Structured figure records
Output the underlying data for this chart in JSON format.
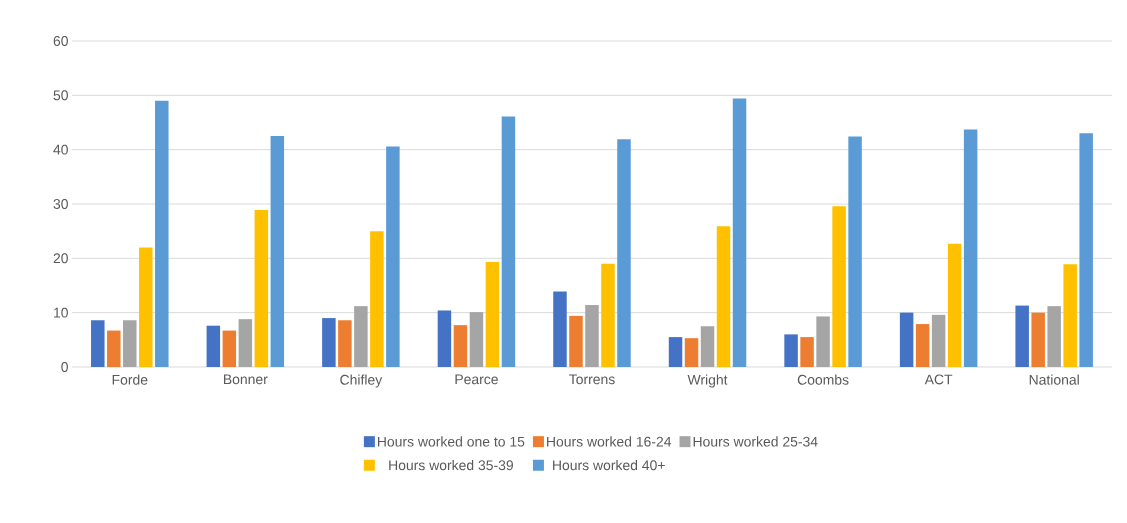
{
  "chart_data": {
    "type": "bar",
    "categories": [
      "Forde",
      "Bonner",
      "Chifley",
      "Pearce",
      "Torrens",
      "Wright",
      "Coombs",
      "ACT",
      "National"
    ],
    "series": [
      {
        "name": "Hours worked  one to 15",
        "color": "#4472c4",
        "values": [
          8.6,
          7.6,
          9.0,
          10.4,
          13.9,
          5.5,
          6.0,
          10.0,
          11.3
        ]
      },
      {
        "name": "Hours worked  16-24",
        "color": "#ed7d31",
        "values": [
          6.7,
          6.7,
          8.6,
          7.7,
          9.4,
          5.3,
          5.5,
          7.9,
          10.0
        ]
      },
      {
        "name": "Hours worked  25-34",
        "color": "#a5a5a5",
        "values": [
          8.6,
          8.8,
          11.2,
          10.1,
          11.4,
          7.5,
          9.3,
          9.6,
          11.2
        ]
      },
      {
        "name": "Hours worked  35-39",
        "color": "#ffc000",
        "values": [
          22.0,
          28.9,
          25.0,
          19.3,
          19.0,
          25.9,
          29.6,
          22.7,
          18.9
        ]
      },
      {
        "name": "Hours worked  40+",
        "color": "#5b9bd5",
        "values": [
          49.0,
          42.5,
          40.6,
          46.1,
          41.9,
          49.4,
          42.4,
          43.7,
          43.0
        ]
      }
    ],
    "ylim": [
      0,
      60
    ],
    "yticks": [
      0,
      10,
      20,
      30,
      40,
      50,
      60
    ],
    "grid": "y",
    "legend": "bottom"
  }
}
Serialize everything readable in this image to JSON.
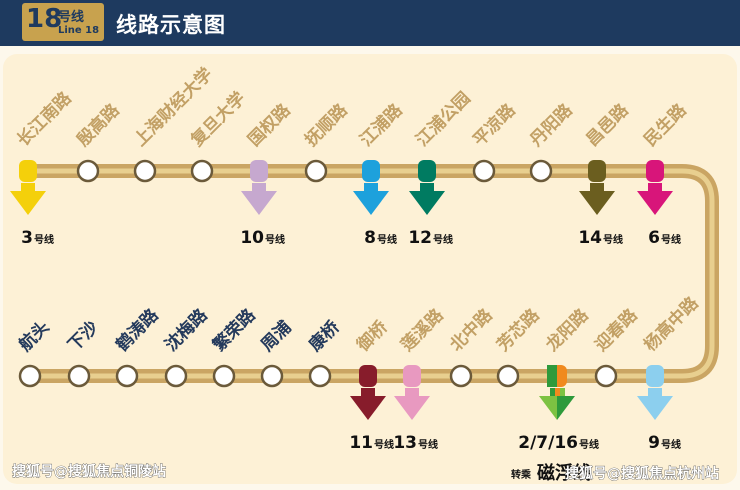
{
  "header": {
    "line_number": "18",
    "line_label_zh": "号线",
    "line_label_en": "Line 18",
    "title": "线路示意图"
  },
  "route": {
    "top_stations": [
      {
        "name": "长江南路",
        "transfer": "3",
        "color": "#f4d00b"
      },
      {
        "name": "殷高路"
      },
      {
        "name": "上海财经大学"
      },
      {
        "name": "复旦大学"
      },
      {
        "name": "国权路",
        "transfer": "10",
        "color": "#c6a8cf"
      },
      {
        "name": "抚顺路"
      },
      {
        "name": "江浦路",
        "transfer": "8",
        "color": "#1da1dc"
      },
      {
        "name": "江浦公园",
        "transfer": "12",
        "color": "#007b61"
      },
      {
        "name": "平凉路"
      },
      {
        "name": "丹阳路"
      },
      {
        "name": "昌邑路",
        "transfer": "14",
        "color": "#6b5e1f"
      },
      {
        "name": "民生路",
        "transfer": "6",
        "color": "#d8157a"
      }
    ],
    "bottom_stations": [
      {
        "name": "航头"
      },
      {
        "name": "下沙"
      },
      {
        "name": "鹤涛路"
      },
      {
        "name": "沈梅路"
      },
      {
        "name": "繁荣路"
      },
      {
        "name": "周浦"
      },
      {
        "name": "康桥"
      },
      {
        "name": "御桥",
        "transfer": "11",
        "color": "#871c2b"
      },
      {
        "name": "莲溪路",
        "transfer": "13",
        "color": "#e899c0"
      },
      {
        "name": "北中路"
      },
      {
        "name": "芳芯路"
      },
      {
        "name": "龙阳路",
        "transfer": "2/7/16",
        "multi": true
      },
      {
        "name": "迎春路"
      },
      {
        "name": "杨高中路",
        "transfer": "9",
        "color": "#8ccfee"
      }
    ],
    "transfer_suffix": "号线",
    "cixi_prefix": "转乘",
    "cixi": "磁浮线",
    "colors": {
      "track": "#caa563",
      "track_light": "#e8cf8f",
      "multi": [
        "#2e9a3b",
        "#f08a1e",
        "#7dc242"
      ]
    }
  },
  "watermarks": {
    "left": "搜狐号@搜狐焦点铜陵站",
    "right": "搜狐号@搜狐焦点杭州站"
  }
}
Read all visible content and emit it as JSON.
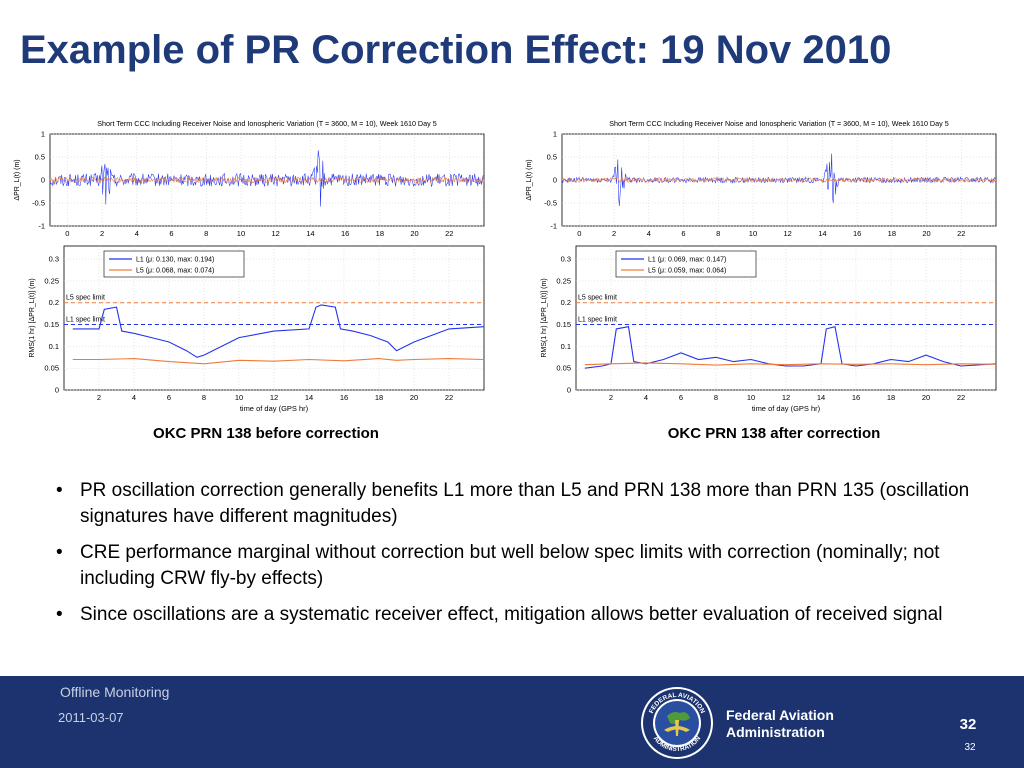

[Written task] Reproduce the full listing above verbatim, with no pictures included.

[Response]
Output the underlying data for this chart in JSON format.
{
  "chart_data": {
    "type": "bar",
    "categories": [
      "Forde",
      "Bonner",
      "Chifley",
      "Pearce",
      "Torrens",
      "Wright",
      "Coombs",
      "ACT",
      "National"
    ],
    "series": [
      {
        "name": "Hours worked  one to 15",
        "color": "#4472c4",
        "values": [
          8.6,
          7.6,
          9.0,
          10.4,
          13.9,
          5.5,
          6.0,
          10.0,
          11.3
        ]
      },
      {
        "name": "Hours worked  16-24",
        "color": "#ed7d31",
        "values": [
          6.7,
          6.7,
          8.6,
          7.7,
          9.4,
          5.3,
          5.5,
          7.9,
          10.0
        ]
      },
      {
        "name": "Hours worked  25-34",
        "color": "#a5a5a5",
        "values": [
          8.6,
          8.8,
          11.2,
          10.1,
          11.4,
          7.5,
          9.3,
          9.6,
          11.2
        ]
      },
      {
        "name": "Hours worked  35-39",
        "color": "#ffc000",
        "values": [
          22.0,
          28.9,
          25.0,
          19.3,
          19.0,
          25.9,
          29.6,
          22.7,
          18.9
        ]
      },
      {
        "name": "Hours worked  40+",
        "color": "#5b9bd5",
        "values": [
          49.0,
          42.5,
          40.6,
          46.1,
          41.9,
          49.4,
          42.4,
          43.7,
          43.0
        ]
      }
    ],
    "ylim": [
      0,
      60
    ],
    "yticks": [
      0,
      10,
      20,
      30,
      40,
      50,
      60
    ],
    "grid": "y",
    "legend": "bottom"
  }
}
Serialize everything readable in this image to JSON.
{
  "header": {
    "line_number": "18",
    "line_label_zh": "号线",
    "line_label_en": "Line 18",
    "title": "线路示意图"
  },
  "route": {
    "top_stations": [
      {
        "name": "长江南路",
        "transfer": "3",
        "color": "#f4d00b"
      },
      {
        "name": "殷高路"
      },
      {
        "name": "上海财经大学"
      },
      {
        "name": "复旦大学"
      },
      {
        "name": "国权路",
        "transfer": "10",
        "color": "#c6a8cf"
      },
      {
        "name": "抚顺路"
      },
      {
        "name": "江浦路",
        "transfer": "8",
        "color": "#1da1dc"
      },
      {
        "name": "江浦公园",
        "transfer": "12",
        "color": "#007b61"
      },
      {
        "name": "平凉路"
      },
      {
        "name": "丹阳路"
      },
      {
        "name": "昌邑路",
        "transfer": "14",
        "color": "#6b5e1f"
      },
      {
        "name": "民生路",
        "transfer": "6",
        "color": "#d8157a"
      }
    ],
    "bottom_stations": [
      {
        "name": "航头"
      },
      {
        "name": "下沙"
      },
      {
        "name": "鹤涛路"
      },
      {
        "name": "沈梅路"
      },
      {
        "name": "繁荣路"
      },
      {
        "name": "周浦"
      },
      {
        "name": "康桥"
      },
      {
        "name": "御桥",
        "transfer": "11",
        "color": "#871c2b"
      },
      {
        "name": "莲溪路",
        "transfer": "13",
        "color": "#e899c0"
      },
      {
        "name": "北中路"
      },
      {
        "name": "芳芯路"
      },
      {
        "name": "龙阳路",
        "transfer": "2/7/16",
        "multi": true
      },
      {
        "name": "迎春路"
      },
      {
        "name": "杨高中路",
        "transfer": "9",
        "color": "#8ccfee"
      }
    ],
    "transfer_suffix": "号线",
    "cixi_prefix": "转乘",
    "cixi": "磁浮线",
    "colors": {
      "track": "#caa563",
      "track_light": "#e8cf8f",
      "multi": [
        "#2e9a3b",
        "#f08a1e",
        "#7dc242"
      ]
    }
  },
  "watermarks": {
    "left": "搜狐号@搜狐焦点铜陵站",
    "right": "搜狐号@搜狐焦点杭州站"
  }
}
Read all visible content and emit it as JSON.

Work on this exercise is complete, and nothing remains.